→ **Directions**
Identify each line in the records below that contains the word "weeks", and copy it.

→ **Extracted entries**
[start]

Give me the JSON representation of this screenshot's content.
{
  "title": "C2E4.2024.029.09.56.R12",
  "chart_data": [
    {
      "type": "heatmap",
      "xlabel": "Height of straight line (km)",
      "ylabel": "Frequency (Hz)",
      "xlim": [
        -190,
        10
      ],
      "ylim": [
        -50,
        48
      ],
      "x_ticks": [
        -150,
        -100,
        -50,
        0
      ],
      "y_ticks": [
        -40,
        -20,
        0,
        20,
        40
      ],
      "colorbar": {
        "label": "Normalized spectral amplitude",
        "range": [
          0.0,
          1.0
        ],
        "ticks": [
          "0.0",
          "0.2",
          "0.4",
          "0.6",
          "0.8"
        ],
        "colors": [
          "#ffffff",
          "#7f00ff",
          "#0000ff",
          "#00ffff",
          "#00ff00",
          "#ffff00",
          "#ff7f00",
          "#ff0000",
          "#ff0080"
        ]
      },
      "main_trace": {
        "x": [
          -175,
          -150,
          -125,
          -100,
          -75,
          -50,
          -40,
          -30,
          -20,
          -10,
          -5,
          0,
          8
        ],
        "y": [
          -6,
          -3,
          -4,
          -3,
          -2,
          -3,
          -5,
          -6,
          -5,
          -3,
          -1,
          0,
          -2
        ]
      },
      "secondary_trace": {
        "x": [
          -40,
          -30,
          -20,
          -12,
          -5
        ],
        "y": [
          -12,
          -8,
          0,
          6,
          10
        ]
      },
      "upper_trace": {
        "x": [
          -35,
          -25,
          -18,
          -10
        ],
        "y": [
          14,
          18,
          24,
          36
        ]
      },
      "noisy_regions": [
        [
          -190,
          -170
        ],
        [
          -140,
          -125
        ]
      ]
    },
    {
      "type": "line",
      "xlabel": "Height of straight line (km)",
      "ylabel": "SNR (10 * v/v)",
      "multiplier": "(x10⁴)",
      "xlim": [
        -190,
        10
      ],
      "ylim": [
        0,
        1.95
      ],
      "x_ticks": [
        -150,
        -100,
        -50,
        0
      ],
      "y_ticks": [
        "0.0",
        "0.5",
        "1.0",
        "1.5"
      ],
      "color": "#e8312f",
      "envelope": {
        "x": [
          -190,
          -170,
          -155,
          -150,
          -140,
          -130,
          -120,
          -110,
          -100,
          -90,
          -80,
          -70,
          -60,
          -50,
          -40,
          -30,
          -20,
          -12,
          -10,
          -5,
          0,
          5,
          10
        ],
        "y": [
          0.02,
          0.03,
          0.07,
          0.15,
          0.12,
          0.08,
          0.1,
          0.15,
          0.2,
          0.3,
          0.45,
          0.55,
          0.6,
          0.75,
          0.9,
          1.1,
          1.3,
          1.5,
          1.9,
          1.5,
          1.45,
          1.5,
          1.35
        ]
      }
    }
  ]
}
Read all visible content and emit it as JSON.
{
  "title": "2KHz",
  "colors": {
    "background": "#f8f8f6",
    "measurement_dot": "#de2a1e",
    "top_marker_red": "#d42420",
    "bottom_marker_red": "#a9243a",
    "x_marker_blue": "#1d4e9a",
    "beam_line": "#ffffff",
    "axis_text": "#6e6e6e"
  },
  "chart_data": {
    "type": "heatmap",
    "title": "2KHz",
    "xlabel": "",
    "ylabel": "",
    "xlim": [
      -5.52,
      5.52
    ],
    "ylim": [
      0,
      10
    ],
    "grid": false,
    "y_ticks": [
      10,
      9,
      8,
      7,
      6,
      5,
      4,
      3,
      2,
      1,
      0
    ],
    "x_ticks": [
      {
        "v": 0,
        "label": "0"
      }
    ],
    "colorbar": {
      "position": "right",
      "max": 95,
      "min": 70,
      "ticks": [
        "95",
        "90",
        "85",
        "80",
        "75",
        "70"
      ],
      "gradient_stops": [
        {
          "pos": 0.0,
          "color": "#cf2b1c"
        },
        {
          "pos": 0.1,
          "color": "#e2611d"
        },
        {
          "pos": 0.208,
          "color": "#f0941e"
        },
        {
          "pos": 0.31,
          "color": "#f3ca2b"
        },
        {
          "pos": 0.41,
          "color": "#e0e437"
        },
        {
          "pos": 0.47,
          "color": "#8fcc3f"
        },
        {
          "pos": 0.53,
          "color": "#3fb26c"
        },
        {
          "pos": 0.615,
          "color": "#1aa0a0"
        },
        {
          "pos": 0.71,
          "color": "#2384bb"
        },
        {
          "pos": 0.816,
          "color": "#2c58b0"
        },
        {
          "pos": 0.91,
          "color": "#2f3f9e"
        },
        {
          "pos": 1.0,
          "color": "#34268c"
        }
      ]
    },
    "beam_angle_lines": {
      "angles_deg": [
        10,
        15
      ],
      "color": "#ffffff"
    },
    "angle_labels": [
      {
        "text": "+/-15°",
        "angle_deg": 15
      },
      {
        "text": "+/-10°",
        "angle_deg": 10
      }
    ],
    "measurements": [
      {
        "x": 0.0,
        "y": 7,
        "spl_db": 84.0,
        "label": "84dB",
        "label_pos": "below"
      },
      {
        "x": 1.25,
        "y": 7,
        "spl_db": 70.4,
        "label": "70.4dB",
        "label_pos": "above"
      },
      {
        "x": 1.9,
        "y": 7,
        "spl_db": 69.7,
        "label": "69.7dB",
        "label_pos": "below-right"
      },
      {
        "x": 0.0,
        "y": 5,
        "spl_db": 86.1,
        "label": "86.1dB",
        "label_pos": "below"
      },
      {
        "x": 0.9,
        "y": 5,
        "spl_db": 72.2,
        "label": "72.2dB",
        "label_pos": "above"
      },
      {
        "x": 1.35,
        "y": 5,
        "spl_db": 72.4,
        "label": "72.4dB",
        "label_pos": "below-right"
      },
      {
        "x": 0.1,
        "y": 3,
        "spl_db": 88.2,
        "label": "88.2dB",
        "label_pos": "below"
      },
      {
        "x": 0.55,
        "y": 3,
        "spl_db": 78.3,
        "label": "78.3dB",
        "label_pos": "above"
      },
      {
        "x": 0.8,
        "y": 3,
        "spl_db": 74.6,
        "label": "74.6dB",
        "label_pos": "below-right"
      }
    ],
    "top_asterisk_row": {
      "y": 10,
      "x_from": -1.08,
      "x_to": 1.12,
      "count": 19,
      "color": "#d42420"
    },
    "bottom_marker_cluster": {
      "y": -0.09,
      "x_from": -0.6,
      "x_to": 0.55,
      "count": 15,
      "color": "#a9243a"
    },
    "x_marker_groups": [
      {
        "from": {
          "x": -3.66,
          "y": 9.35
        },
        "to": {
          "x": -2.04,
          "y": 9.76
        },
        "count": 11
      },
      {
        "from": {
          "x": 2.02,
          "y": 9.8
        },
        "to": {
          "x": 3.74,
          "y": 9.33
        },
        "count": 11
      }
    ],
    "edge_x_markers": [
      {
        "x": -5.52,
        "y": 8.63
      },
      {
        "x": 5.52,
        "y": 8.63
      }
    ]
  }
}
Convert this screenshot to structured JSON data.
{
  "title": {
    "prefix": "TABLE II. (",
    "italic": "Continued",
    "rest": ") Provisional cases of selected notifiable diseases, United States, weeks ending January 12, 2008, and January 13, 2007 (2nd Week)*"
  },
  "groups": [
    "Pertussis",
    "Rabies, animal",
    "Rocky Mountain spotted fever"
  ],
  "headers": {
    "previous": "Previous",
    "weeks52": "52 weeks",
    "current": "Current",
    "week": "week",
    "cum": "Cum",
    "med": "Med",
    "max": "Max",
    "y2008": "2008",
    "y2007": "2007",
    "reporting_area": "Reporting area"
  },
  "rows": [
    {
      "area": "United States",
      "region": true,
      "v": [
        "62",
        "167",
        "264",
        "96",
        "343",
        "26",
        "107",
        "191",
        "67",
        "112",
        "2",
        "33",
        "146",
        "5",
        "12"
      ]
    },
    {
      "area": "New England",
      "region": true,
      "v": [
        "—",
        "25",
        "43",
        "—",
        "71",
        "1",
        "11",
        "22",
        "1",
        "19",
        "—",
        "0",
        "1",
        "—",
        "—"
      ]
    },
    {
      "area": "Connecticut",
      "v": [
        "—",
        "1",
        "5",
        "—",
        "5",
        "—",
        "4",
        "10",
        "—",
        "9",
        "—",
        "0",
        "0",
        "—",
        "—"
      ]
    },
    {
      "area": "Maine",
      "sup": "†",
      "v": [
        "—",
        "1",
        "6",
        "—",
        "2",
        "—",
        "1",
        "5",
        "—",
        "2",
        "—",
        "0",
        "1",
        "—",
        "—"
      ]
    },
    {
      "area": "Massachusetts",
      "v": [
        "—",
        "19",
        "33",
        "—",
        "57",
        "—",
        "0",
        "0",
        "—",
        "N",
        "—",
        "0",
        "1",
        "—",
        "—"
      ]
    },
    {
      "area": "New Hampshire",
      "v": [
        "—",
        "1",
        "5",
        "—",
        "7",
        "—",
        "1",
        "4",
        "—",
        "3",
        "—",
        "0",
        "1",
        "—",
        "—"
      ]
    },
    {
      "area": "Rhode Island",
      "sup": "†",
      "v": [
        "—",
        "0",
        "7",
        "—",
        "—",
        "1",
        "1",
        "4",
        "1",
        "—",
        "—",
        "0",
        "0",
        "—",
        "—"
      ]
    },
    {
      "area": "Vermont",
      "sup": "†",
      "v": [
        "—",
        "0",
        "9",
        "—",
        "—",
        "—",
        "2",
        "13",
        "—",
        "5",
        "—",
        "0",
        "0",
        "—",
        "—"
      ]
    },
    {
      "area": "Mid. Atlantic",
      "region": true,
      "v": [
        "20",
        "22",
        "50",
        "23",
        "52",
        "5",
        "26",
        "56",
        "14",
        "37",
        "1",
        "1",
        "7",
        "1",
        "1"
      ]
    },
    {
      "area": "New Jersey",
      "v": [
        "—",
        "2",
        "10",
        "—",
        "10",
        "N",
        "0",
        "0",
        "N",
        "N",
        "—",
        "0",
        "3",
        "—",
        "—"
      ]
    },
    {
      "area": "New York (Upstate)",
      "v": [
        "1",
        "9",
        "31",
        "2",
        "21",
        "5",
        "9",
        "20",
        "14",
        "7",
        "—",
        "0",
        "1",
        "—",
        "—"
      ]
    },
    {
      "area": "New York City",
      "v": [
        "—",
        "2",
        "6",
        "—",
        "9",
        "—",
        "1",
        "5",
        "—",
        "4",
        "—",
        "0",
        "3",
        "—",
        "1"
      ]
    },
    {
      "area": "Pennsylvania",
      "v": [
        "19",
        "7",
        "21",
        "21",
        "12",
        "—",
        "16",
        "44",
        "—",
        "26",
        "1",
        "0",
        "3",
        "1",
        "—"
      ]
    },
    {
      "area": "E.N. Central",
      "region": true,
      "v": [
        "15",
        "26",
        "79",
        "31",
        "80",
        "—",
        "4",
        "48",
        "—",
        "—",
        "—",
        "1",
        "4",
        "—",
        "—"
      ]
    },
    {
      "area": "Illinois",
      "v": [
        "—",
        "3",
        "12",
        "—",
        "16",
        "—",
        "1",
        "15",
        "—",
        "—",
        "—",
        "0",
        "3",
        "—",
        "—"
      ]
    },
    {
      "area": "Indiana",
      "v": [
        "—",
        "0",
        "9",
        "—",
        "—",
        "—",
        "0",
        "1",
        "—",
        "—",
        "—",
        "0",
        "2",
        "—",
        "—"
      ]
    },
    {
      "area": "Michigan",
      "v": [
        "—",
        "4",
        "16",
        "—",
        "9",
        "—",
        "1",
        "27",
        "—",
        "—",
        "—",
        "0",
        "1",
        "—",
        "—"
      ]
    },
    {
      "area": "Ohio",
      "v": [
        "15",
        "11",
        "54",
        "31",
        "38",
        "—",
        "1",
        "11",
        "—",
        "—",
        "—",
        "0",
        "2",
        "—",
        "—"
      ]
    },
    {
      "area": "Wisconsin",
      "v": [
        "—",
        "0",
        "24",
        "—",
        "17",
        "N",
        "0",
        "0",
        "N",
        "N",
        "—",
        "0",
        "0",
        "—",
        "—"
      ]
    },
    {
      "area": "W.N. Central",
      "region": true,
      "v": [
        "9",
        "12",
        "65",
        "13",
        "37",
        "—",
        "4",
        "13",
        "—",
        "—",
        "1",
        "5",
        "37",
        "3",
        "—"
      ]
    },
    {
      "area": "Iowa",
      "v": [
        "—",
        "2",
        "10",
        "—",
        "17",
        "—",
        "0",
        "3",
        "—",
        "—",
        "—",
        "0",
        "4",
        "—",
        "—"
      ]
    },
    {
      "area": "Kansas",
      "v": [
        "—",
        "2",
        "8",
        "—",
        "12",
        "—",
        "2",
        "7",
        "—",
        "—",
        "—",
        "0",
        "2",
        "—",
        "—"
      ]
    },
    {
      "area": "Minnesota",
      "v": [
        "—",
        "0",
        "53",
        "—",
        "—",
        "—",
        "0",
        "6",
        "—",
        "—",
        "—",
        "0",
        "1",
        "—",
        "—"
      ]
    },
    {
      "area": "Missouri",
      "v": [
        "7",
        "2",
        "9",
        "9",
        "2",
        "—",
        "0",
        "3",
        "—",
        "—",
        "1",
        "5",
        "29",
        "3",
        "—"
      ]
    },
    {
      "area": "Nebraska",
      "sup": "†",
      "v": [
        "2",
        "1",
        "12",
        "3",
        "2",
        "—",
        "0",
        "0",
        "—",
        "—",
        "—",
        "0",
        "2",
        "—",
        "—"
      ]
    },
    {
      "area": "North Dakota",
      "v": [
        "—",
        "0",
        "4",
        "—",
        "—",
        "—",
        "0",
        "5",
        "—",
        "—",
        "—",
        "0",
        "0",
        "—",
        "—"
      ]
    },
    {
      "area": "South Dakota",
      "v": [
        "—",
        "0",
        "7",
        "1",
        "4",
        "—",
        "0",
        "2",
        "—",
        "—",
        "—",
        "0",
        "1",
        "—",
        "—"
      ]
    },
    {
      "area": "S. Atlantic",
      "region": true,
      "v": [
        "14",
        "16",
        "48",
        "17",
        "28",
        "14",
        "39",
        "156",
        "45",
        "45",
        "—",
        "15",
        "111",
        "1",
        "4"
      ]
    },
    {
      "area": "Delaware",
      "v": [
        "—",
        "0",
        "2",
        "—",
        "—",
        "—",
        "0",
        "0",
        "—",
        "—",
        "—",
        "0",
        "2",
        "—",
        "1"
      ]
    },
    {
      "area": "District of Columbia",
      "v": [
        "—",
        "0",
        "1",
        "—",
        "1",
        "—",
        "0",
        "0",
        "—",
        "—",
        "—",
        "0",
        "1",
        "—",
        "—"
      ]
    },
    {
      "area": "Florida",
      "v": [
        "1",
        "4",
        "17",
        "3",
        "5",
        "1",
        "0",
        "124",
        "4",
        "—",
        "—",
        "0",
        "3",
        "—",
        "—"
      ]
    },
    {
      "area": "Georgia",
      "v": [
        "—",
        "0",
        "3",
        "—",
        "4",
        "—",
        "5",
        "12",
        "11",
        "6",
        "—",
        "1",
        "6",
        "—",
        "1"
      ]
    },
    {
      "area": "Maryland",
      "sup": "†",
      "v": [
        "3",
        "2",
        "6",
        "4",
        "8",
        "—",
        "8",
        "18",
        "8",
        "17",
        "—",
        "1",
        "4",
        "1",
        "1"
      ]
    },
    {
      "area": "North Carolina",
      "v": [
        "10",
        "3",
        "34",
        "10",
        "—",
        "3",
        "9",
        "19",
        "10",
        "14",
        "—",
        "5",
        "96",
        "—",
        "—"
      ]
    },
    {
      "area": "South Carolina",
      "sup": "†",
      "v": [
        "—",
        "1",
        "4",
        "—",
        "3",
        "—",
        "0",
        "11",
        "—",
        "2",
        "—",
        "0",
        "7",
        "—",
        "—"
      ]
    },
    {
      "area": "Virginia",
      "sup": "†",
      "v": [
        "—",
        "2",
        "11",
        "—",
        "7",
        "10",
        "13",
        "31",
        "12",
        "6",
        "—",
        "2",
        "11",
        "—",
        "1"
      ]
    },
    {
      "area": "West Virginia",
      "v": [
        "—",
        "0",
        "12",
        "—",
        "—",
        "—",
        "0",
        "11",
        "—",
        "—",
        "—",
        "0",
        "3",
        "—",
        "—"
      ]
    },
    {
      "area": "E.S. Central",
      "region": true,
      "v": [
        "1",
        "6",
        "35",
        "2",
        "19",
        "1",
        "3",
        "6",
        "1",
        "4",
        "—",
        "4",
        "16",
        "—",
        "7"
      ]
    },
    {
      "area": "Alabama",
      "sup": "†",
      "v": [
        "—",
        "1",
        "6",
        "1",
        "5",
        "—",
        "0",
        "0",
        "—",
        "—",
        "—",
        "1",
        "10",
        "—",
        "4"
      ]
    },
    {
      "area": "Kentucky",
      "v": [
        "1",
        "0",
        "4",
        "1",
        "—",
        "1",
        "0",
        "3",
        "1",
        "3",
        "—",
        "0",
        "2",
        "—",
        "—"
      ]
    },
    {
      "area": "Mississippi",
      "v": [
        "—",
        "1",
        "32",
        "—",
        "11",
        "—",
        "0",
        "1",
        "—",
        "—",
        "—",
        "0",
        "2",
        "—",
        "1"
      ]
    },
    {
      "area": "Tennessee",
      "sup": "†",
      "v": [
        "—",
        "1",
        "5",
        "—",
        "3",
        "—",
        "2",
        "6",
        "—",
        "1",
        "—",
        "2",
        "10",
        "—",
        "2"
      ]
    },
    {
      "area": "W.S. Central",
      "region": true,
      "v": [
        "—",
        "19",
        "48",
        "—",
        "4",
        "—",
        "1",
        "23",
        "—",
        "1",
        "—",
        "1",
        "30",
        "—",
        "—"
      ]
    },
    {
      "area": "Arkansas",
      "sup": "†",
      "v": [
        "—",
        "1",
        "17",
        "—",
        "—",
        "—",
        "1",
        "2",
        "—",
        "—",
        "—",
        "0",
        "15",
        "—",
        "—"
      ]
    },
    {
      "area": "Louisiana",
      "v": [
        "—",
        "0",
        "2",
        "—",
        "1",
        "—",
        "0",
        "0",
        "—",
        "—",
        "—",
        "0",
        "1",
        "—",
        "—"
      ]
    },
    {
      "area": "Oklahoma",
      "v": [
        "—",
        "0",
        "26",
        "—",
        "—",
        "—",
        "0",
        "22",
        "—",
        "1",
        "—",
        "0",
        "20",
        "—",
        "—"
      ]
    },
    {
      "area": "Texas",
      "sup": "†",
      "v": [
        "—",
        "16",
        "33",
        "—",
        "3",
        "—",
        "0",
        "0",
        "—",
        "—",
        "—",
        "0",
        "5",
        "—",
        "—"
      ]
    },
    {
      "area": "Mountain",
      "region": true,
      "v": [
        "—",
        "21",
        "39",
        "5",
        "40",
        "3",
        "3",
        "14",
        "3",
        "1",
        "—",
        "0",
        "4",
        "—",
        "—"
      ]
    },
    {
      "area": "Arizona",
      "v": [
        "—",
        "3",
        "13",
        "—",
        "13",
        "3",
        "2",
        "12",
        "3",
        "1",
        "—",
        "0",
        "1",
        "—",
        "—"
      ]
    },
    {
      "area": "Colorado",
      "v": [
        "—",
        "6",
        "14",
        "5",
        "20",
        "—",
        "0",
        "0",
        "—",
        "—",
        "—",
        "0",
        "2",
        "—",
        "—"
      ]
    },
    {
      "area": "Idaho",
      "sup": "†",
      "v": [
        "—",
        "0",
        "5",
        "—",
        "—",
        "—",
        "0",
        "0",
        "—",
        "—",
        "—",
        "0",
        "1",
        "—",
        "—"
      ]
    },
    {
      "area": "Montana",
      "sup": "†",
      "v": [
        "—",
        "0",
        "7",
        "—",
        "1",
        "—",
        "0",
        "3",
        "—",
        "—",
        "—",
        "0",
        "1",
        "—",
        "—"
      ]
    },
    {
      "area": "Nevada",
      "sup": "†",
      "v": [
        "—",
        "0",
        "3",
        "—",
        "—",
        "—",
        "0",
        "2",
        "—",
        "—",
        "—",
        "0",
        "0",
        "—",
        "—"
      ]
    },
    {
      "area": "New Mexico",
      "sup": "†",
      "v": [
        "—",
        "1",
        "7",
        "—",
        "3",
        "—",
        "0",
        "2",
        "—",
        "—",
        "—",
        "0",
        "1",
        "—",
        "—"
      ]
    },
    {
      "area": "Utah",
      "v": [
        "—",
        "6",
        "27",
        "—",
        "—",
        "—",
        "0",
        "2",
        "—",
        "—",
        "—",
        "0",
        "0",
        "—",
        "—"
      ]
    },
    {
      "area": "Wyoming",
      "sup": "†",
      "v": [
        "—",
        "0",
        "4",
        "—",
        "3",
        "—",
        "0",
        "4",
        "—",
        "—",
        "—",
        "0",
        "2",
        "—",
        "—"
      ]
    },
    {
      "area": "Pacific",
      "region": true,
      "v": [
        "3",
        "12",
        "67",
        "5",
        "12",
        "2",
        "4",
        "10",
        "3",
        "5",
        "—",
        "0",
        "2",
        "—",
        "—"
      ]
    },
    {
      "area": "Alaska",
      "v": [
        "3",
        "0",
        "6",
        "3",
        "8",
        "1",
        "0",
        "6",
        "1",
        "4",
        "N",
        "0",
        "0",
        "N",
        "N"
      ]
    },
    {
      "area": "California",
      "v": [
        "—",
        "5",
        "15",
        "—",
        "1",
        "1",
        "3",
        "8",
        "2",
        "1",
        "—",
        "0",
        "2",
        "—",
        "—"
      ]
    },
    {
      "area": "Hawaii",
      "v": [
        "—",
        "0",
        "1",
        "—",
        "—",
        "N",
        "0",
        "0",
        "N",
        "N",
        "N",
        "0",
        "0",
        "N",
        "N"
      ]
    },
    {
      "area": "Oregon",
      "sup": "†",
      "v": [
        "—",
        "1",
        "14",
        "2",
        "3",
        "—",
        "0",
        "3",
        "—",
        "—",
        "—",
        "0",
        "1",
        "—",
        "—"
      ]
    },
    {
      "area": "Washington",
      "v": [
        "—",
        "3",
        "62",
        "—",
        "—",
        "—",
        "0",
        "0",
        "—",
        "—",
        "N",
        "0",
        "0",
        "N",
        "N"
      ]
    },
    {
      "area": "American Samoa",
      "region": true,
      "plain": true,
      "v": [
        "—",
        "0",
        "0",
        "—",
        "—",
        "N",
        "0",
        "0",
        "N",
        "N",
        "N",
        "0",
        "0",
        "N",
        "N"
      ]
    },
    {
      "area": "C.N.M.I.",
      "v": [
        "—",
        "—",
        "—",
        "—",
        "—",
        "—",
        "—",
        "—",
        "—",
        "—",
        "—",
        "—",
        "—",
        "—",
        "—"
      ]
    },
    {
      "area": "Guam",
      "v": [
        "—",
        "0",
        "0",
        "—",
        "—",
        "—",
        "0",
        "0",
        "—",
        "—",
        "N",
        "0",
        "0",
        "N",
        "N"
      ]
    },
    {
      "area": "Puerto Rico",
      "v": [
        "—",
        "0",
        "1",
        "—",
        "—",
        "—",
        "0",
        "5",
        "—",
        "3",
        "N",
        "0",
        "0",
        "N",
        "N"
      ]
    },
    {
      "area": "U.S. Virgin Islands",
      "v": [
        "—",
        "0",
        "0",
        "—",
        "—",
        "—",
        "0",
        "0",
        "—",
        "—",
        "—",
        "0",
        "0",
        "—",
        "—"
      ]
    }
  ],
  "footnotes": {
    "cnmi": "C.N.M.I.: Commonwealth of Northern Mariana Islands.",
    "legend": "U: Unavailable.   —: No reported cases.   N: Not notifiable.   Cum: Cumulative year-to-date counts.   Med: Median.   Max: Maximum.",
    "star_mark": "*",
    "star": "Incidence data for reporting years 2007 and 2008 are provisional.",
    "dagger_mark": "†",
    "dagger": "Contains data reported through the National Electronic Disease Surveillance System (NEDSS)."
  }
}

[end]

→ **Answer for this exercise**
    "rest": ") Provisional cases of selected notifiable diseases, United States, weeks ending January 12, 2008, and January 13, 2007 (2nd Week)*"
    "weeks52": "52 weeks",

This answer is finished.